# Requirements:
Scan the data below and pick out the lines containing the word "Press".

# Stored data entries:
»»

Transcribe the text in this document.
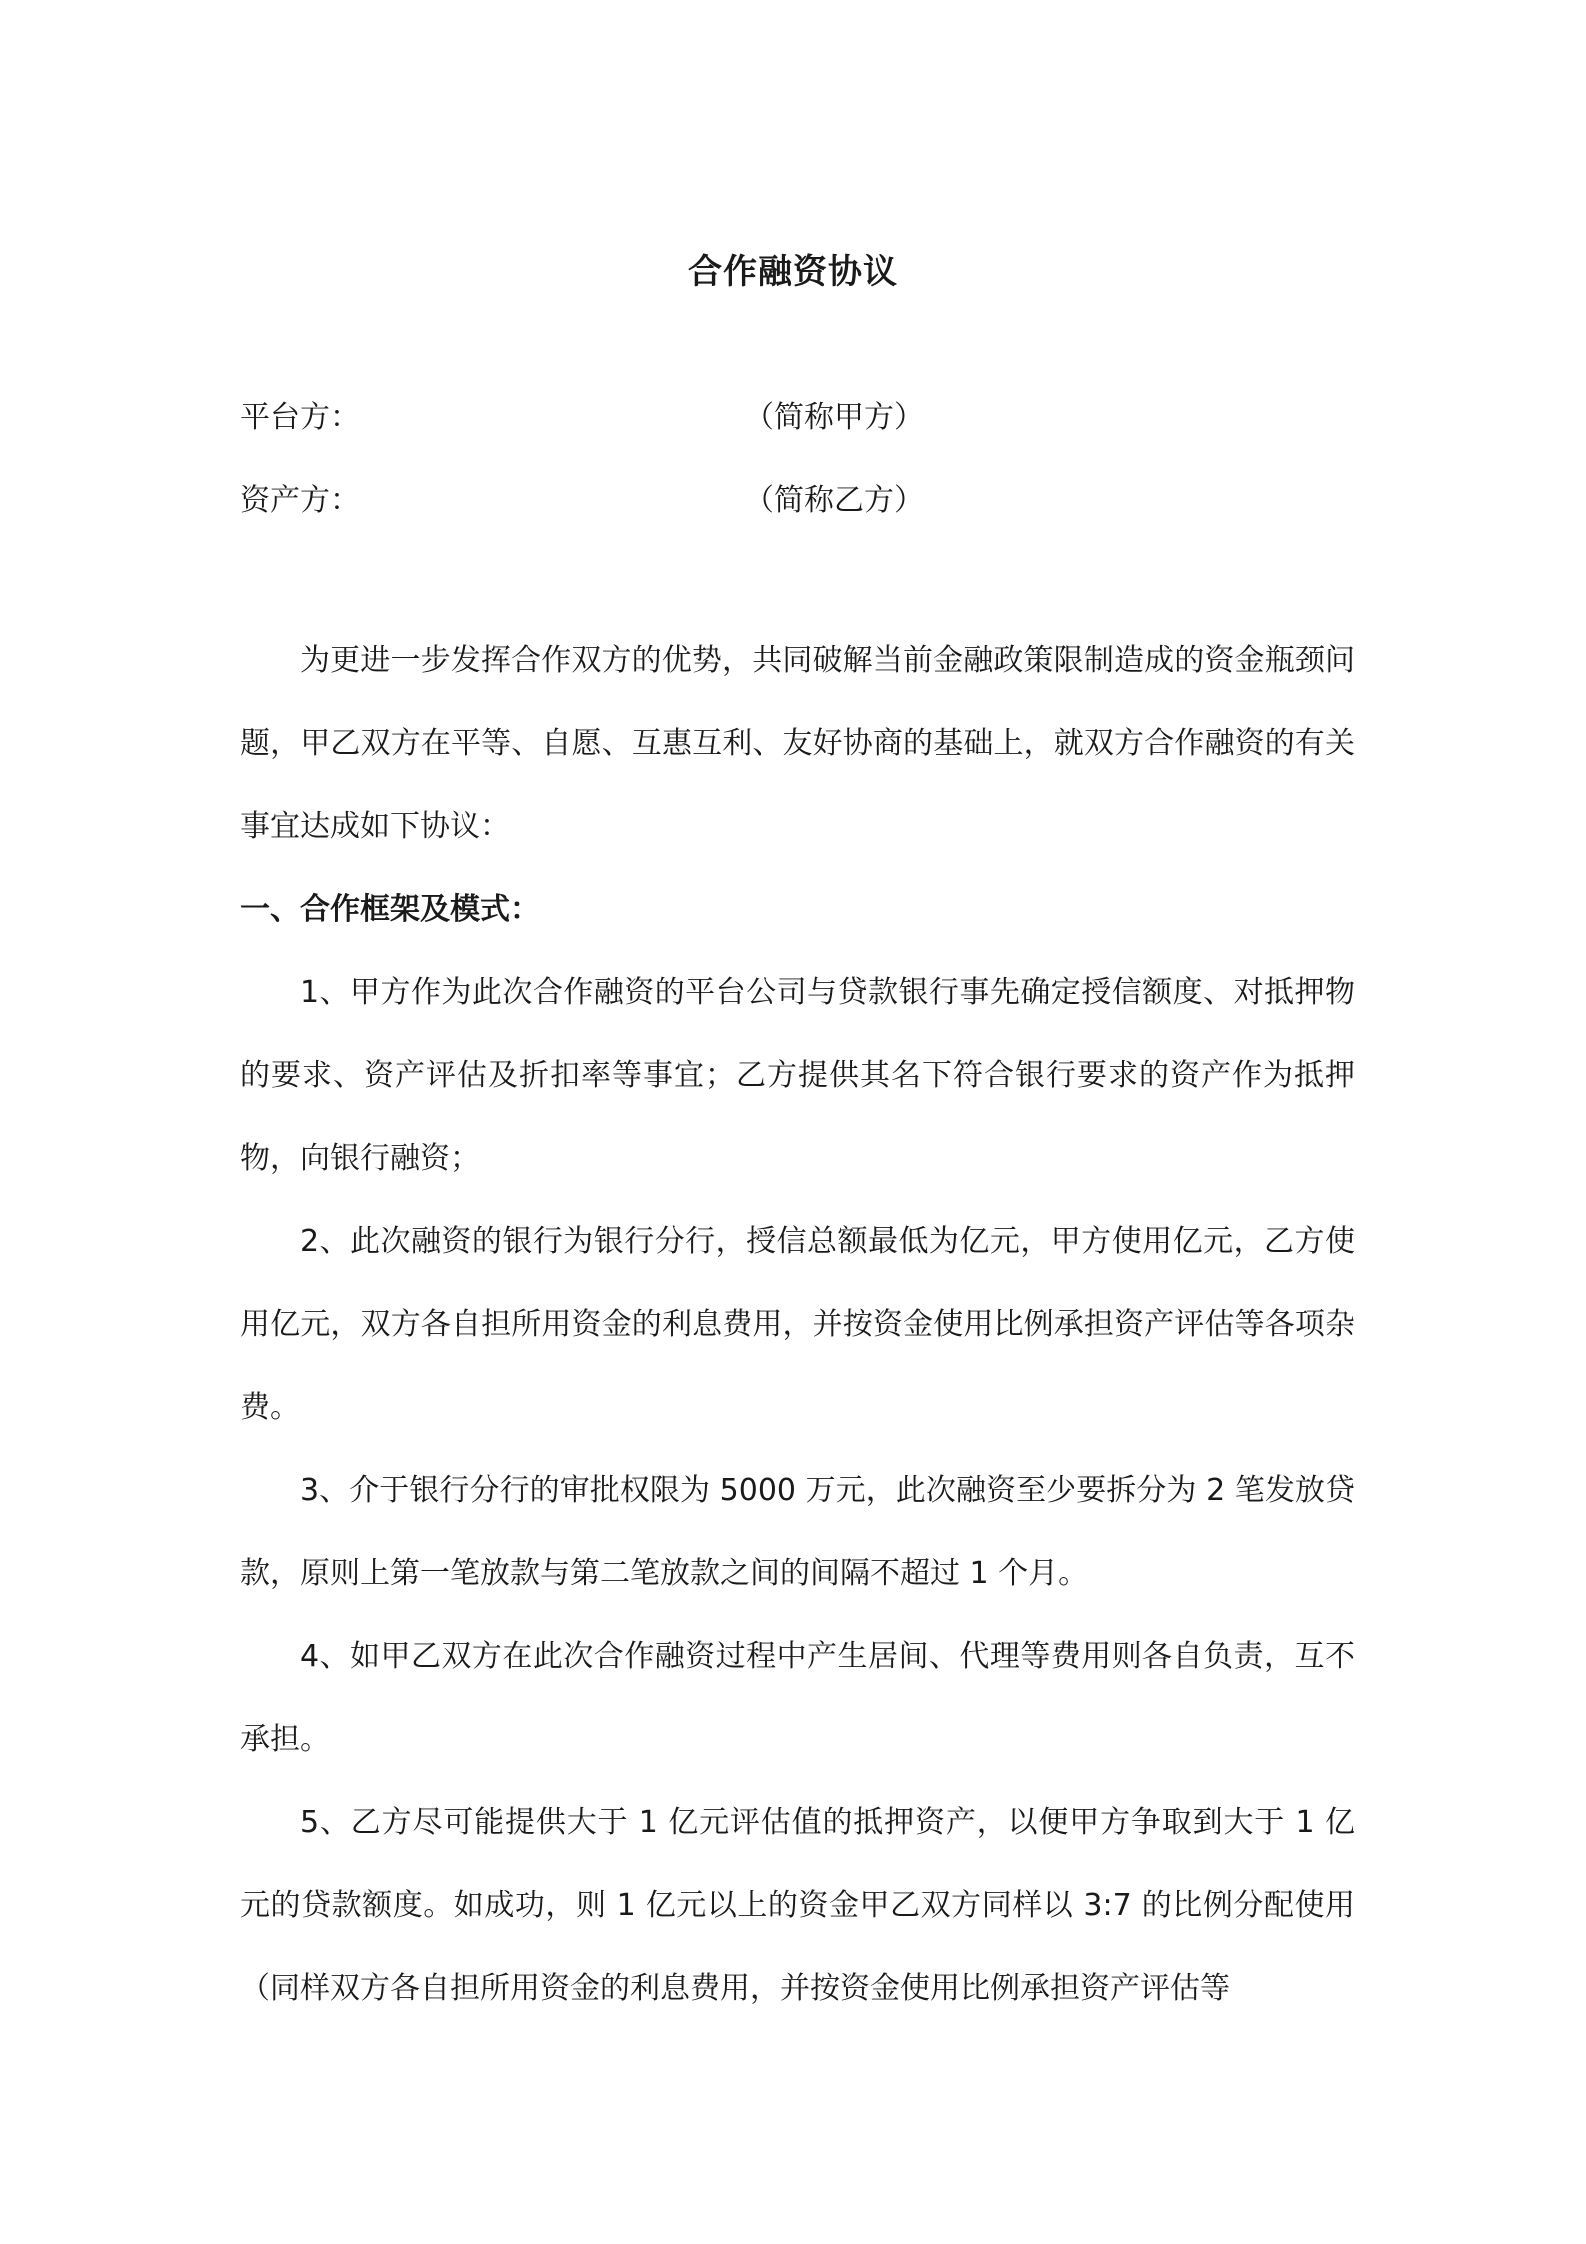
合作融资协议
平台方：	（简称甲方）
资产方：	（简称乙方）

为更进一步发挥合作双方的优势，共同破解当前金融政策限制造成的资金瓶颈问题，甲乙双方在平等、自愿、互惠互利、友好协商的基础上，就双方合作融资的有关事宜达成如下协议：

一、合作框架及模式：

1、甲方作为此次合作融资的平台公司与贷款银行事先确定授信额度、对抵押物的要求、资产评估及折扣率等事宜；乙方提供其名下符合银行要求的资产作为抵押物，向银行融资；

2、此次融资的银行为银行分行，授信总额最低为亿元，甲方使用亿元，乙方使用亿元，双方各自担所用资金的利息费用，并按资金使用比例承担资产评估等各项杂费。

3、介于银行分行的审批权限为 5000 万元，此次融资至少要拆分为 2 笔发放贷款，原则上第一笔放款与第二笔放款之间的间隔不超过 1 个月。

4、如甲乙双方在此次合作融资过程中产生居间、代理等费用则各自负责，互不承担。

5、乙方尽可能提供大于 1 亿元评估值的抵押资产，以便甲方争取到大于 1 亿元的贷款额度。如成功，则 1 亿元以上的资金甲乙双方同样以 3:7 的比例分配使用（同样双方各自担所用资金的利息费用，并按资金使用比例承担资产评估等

««
»»

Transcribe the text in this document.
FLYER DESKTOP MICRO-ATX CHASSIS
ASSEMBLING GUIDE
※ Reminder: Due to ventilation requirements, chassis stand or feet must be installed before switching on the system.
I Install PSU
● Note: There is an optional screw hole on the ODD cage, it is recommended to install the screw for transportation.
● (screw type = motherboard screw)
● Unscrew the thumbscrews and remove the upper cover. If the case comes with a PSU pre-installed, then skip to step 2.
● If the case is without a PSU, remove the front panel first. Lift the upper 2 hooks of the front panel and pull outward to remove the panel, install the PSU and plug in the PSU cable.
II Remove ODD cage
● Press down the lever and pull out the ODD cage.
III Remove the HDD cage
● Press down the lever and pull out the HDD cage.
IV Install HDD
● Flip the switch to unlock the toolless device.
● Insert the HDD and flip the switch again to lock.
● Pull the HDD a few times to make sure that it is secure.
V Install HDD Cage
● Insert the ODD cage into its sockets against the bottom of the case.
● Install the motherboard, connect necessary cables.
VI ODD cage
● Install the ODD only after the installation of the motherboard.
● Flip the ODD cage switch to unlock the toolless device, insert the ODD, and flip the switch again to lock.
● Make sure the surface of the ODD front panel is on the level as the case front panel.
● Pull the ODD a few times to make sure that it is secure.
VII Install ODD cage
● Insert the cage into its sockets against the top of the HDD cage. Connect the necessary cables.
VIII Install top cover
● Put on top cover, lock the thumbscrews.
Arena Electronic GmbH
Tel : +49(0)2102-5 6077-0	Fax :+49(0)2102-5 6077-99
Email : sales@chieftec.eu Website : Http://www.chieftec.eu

««

# Solution to the exercise:
● Press down the lever and pull out the ODD cage.
● Press down the lever and pull out the HDD cage.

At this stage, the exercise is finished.